---------- Input rows ----------

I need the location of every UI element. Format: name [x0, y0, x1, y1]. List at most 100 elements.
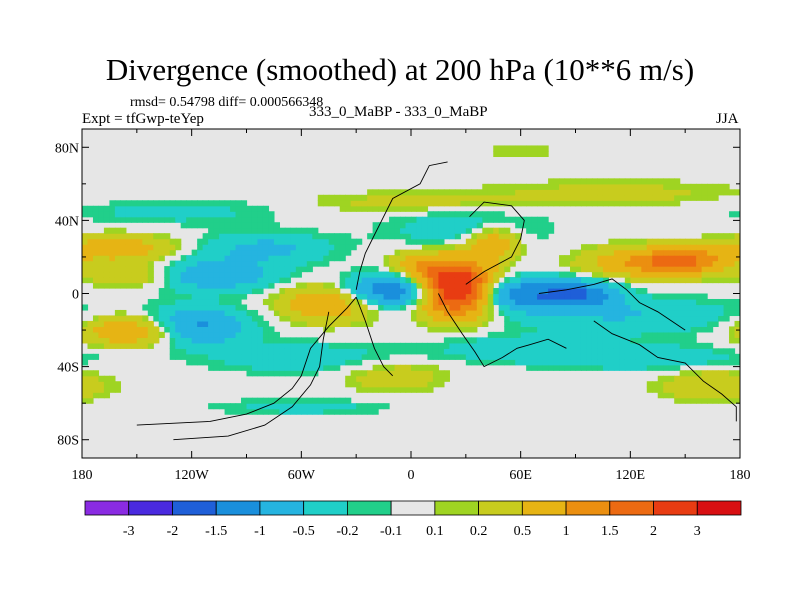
field-cell [279, 359, 286, 366]
field-cell [487, 194, 494, 201]
field-cell [498, 293, 505, 300]
field-cell [378, 222, 385, 229]
field-cell [421, 227, 429, 234]
field-cell [356, 205, 363, 212]
field-cell [465, 194, 472, 201]
field-cell [602, 266, 609, 273]
field-cell [701, 233, 708, 240]
field-cell [405, 364, 412, 371]
field-cell [646, 309, 653, 317]
field-cell [624, 320, 631, 327]
field-cell [537, 216, 544, 223]
field-cell [613, 271, 620, 278]
field-cell [460, 271, 467, 278]
field-cell [120, 271, 127, 278]
field-cell [268, 370, 275, 377]
field-cell [443, 320, 450, 327]
field-cell [120, 309, 127, 317]
field-cell [613, 238, 620, 245]
field-cell [202, 315, 209, 322]
field-cell [668, 337, 675, 344]
field-cell [729, 359, 736, 366]
field-cell [657, 331, 664, 338]
field-cell [438, 200, 445, 207]
field-cell [564, 348, 571, 355]
field-cell [405, 375, 412, 382]
field-cell [723, 304, 730, 311]
field-cell [235, 342, 242, 349]
field-cell [734, 309, 740, 317]
field-cell [175, 293, 182, 300]
field-cell [109, 277, 116, 284]
field-cell [383, 222, 390, 229]
field-cell [734, 189, 740, 196]
field-cell [476, 266, 483, 273]
field-cell [542, 331, 549, 338]
field-cell [641, 200, 648, 207]
field-cell [109, 282, 116, 289]
field-cell [356, 408, 363, 415]
field-cell [608, 331, 615, 338]
field-cell [103, 381, 111, 388]
field-cell [465, 255, 472, 262]
field-cell [136, 271, 143, 278]
field-cell [586, 200, 593, 207]
field-cell [515, 150, 522, 158]
field-cell [586, 337, 593, 344]
field-cell [290, 320, 297, 327]
field-cell [186, 348, 193, 355]
field-cell [438, 315, 445, 322]
field-cell [339, 408, 346, 415]
field-cell [367, 381, 374, 388]
field-cell [421, 189, 429, 196]
field-cell [345, 244, 352, 251]
field-cell [657, 255, 664, 262]
field-cell [438, 282, 445, 289]
field-cell [723, 266, 730, 273]
field-cell [460, 320, 467, 327]
field-cell [487, 260, 494, 267]
field-cell [526, 359, 533, 366]
field-cell [197, 359, 204, 366]
field-cell [389, 386, 396, 393]
field-cell [432, 211, 440, 218]
field-cell [613, 249, 620, 256]
field-cell [82, 320, 89, 327]
field-cell [213, 200, 220, 207]
field-cell [251, 315, 259, 322]
field-cell [235, 293, 242, 300]
field-cell [504, 266, 511, 273]
field-cell [400, 282, 407, 289]
field-cell [279, 260, 286, 267]
field-cell [328, 238, 335, 245]
field-cell [87, 381, 94, 388]
field-cell [432, 381, 440, 388]
field-cell [230, 260, 237, 267]
field-cell [564, 178, 571, 185]
field-cell [219, 304, 226, 311]
field-cell [602, 288, 609, 295]
field-cell [219, 282, 226, 289]
field-cell [652, 249, 659, 256]
field-cell [120, 326, 127, 333]
field-cell [432, 304, 440, 311]
field-cell [646, 271, 653, 278]
field-cell [460, 298, 467, 306]
field-cell [394, 282, 401, 289]
field-cell [531, 222, 538, 229]
field-cell [701, 326, 708, 333]
field-cell [454, 288, 461, 295]
field-cell [707, 277, 714, 284]
field-cell [619, 255, 626, 262]
field-cell [679, 260, 686, 267]
field-cell [696, 194, 703, 201]
field-cell [284, 397, 291, 404]
field-cell [411, 364, 418, 371]
field-cell [109, 200, 116, 207]
field-cell [613, 315, 620, 322]
field-cell [306, 227, 313, 234]
field-cell [443, 288, 450, 295]
field-cell [213, 266, 220, 273]
field-cell [548, 298, 555, 306]
field-cell [575, 364, 582, 371]
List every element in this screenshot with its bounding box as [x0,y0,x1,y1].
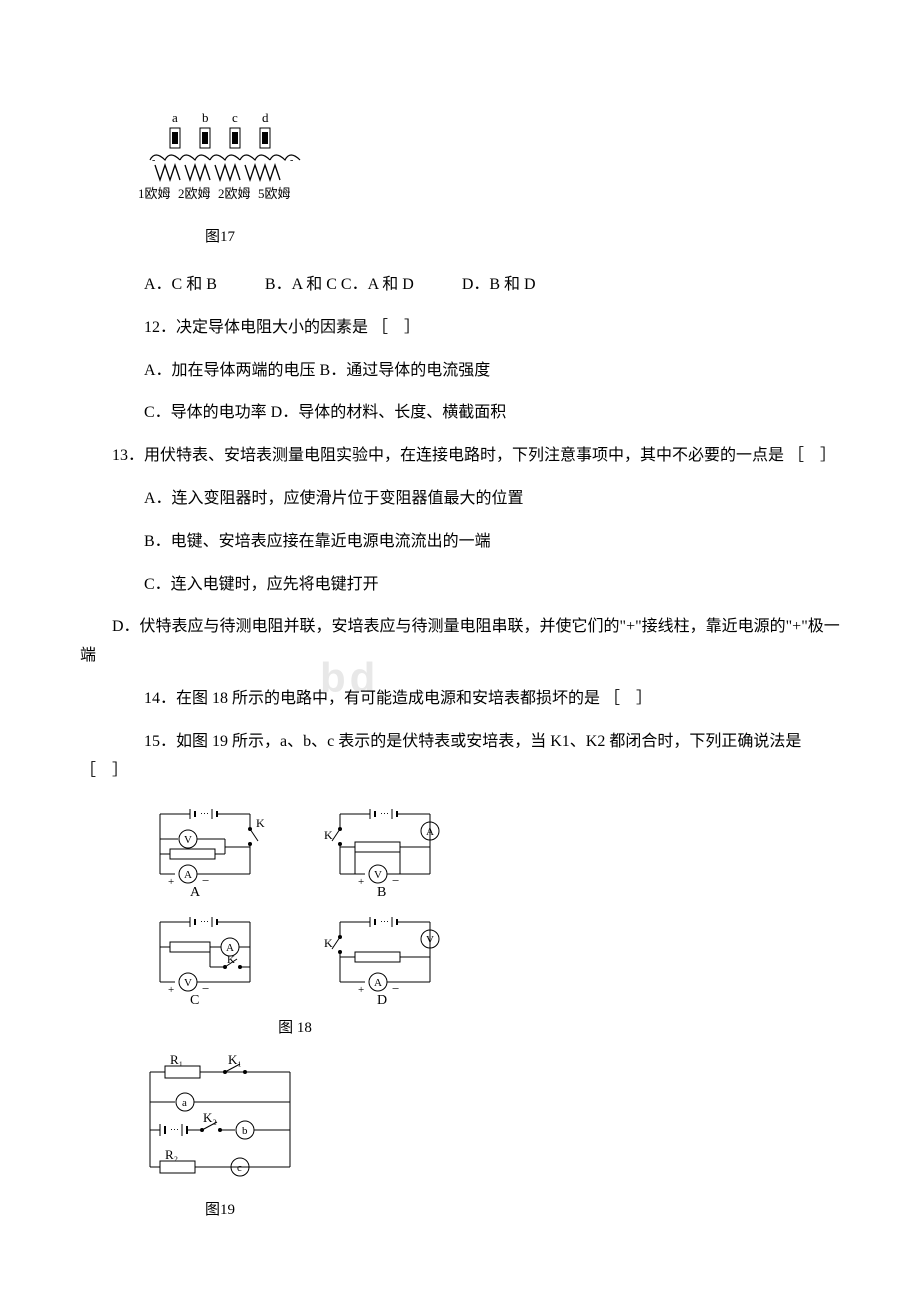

----------

* Work to be completed: Convert every line of the items above into a JSON list of strings, one string per line, omitting blank lines and the pictures.

* Right answer:
[
  "I need the location of every UI element. Format: name [x0, y0, x1, y1]. List at most 100 elements.",
  "field-cell [279, 359, 286, 366]",
  "field-cell [487, 194, 494, 201]",
  "field-cell [498, 293, 505, 300]",
  "field-cell [378, 222, 385, 229]",
  "field-cell [421, 227, 429, 234]",
  "field-cell [356, 205, 363, 212]",
  "field-cell [465, 194, 472, 201]",
  "field-cell [602, 266, 609, 273]",
  "field-cell [701, 233, 708, 240]",
  "field-cell [405, 364, 412, 371]",
  "field-cell [646, 309, 653, 317]",
  "field-cell [624, 320, 631, 327]",
  "field-cell [537, 216, 544, 223]",
  "field-cell [613, 271, 620, 278]",
  "field-cell [460, 271, 467, 278]",
  "field-cell [120, 271, 127, 278]",
  "field-cell [268, 370, 275, 377]",
  "field-cell [443, 320, 450, 327]",
  "field-cell [120, 309, 127, 317]",
  "field-cell [613, 238, 620, 245]",
  "field-cell [202, 315, 209, 322]",
  "field-cell [668, 337, 675, 344]",
  "field-cell [729, 359, 736, 366]",
  "field-cell [657, 331, 664, 338]",
  "field-cell [438, 200, 445, 207]",
  "field-cell [564, 348, 571, 355]",
  "field-cell [405, 375, 412, 382]",
  "field-cell [723, 304, 730, 311]",
  "field-cell [235, 342, 242, 349]",
  "field-cell [734, 309, 740, 317]",
  "field-cell [175, 293, 182, 300]",
  "field-cell [109, 277, 116, 284]",
  "field-cell [383, 222, 390, 229]",
  "field-cell [734, 189, 740, 196]",
  "field-cell [476, 266, 483, 273]",
  "field-cell [542, 331, 549, 338]",
  "field-cell [641, 200, 648, 207]",
  "field-cell [109, 282, 116, 289]",
  "field-cell [356, 408, 363, 415]",
  "field-cell [608, 331, 615, 338]",
  "field-cell [103, 381, 111, 388]",
  "field-cell [465, 255, 472, 262]",
  "field-cell [136, 271, 143, 278]",
  "field-cell [586, 200, 593, 207]",
  "field-cell [515, 150, 522, 158]",
  "field-cell [586, 337, 593, 344]",
  "field-cell [290, 320, 297, 327]",
  "field-cell [186, 348, 193, 355]",
  "field-cell [438, 315, 445, 322]",
  "field-cell [339, 408, 346, 415]",
  "field-cell [367, 381, 374, 388]",
  "field-cell [421, 189, 429, 196]",
  "field-cell [345, 244, 352, 251]",
  "field-cell [657, 255, 664, 262]",
  "field-cell [438, 282, 445, 289]",
  "field-cell [723, 266, 730, 273]",
  "field-cell [460, 320, 467, 327]",
  "field-cell [487, 260, 494, 267]",
  "field-cell [526, 359, 533, 366]",
  "field-cell [197, 359, 204, 366]",
  "field-cell [389, 386, 396, 393]",
  "field-cell [432, 211, 440, 218]",
  "field-cell [613, 249, 620, 256]",
  "field-cell [82, 320, 89, 327]",
  "field-cell [213, 200, 220, 207]",
  "field-cell [251, 315, 259, 322]",
  "field-cell [235, 293, 242, 300]",
  "field-cell [504, 266, 511, 273]",
  "field-cell [400, 282, 407, 289]",
  "field-cell [279, 260, 286, 267]",
  "field-cell [328, 238, 335, 245]",
  "field-cell [87, 381, 94, 388]",
  "field-cell [432, 381, 440, 388]",
  "field-cell [230, 260, 237, 267]",
  "field-cell [564, 178, 571, 185]",
  "field-cell [219, 304, 226, 311]",
  "field-cell [602, 288, 609, 295]",
  "field-cell [219, 282, 226, 289]",
  "field-cell [652, 249, 659, 256]",
  "field-cell [120, 326, 127, 333]",
  "field-cell [432, 304, 440, 311]",
  "field-cell [646, 271, 653, 278]",
  "field-cell [460, 298, 467, 306]",
  "field-cell [394, 282, 401, 289]",
  "field-cell [531, 222, 538, 229]",
  "field-cell [701, 326, 708, 333]",
  "field-cell [454, 288, 461, 295]",
  "field-cell [707, 277, 714, 284]",
  "field-cell [619, 255, 626, 262]",
  "field-cell [679, 260, 686, 267]",
  "field-cell [696, 194, 703, 201]",
  "field-cell [284, 397, 291, 404]",
  "field-cell [411, 364, 418, 371]",
  "field-cell [109, 200, 116, 207]",
  "field-cell [613, 315, 620, 322]",
  "field-cell [306, 227, 313, 234]",
  "field-cell [443, 288, 450, 295]",
  "field-cell [213, 266, 220, 273]",
  "field-cell [548, 298, 555, 306]",
  "field-cell [575, 364, 582, 371]",
  "List every element in this screenshot with its bounding box as [x0,y0,x1,y1]."
]